Begin

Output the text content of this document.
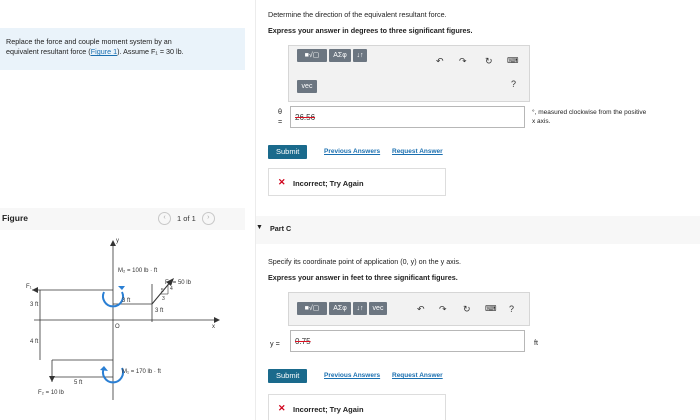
Replace the force and couple moment system by an
equivalent resultant force (Figure 1). Assume F₁ = 30 lb.
Figure	‹	1 of 1	›
y
x
O
M₂ = 100 lb · ft
F₃ = 50 lb
M₁ = 170 lb · ft
F₁
F₂ = 10 lb
3 ft
3 ft
4 ft
5 ft
3 ft
5
3
4
Determine the direction of the equivalent resultant force.
Express your answer in degrees to three significant figures.
■√▢	ΑΣφ	↓↑
vec
↶ ↷ ↻ ⌨
?
θ
= 26.56
°, measured clockwise from the positive
x axis.
Submit	Previous Answers Request Answer
✕ Incorrect; Try Again
▼ Part C
Specify its coordinate point of application (0, y) on the y axis.
Express your answer in feet to three significant figures.
■√▢	ΑΣφ	↓↑	vec	↶ ↷ ↻ ⌨ ?
y = 0.75	ft
Submit	Previous Answers Request Answer
✕ Incorrect; Try Again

End

### SHORT TASK:
Reproduce all of the data exactly; the pictures do not belong in the copy.

### FINAL RESULT:
Output the text content of this document.
Replace the force and couple moment system by an
equivalent resultant force (Figure 1). Assume F₁ = 30 lb.
Figure	‹	1 of 1	›
y
x
O
M₂ = 100 lb · ft
F₃ = 50 lb
M₁ = 170 lb · ft
F₁
F₂ = 10 lb
3 ft
3 ft
4 ft
5 ft
3 ft
5
3
4
Determine the direction of the equivalent resultant force.
Express your answer in degrees to three significant figures.
■√▢	ΑΣφ	↓↑
vec
↶ ↷ ↻ ⌨
?
θ
= 26.56
°, measured clockwise from the positive
x axis.
Submit	Previous Answers Request Answer
✕ Incorrect; Try Again
▼ Part C
Specify its coordinate point of application (0, y) on the y axis.
Express your answer in feet to three significant figures.
■√▢	ΑΣφ	↓↑	vec	↶ ↷ ↻ ⌨ ?
y = 0.75	ft
Submit	Previous Answers Request Answer
✕ Incorrect; Try Again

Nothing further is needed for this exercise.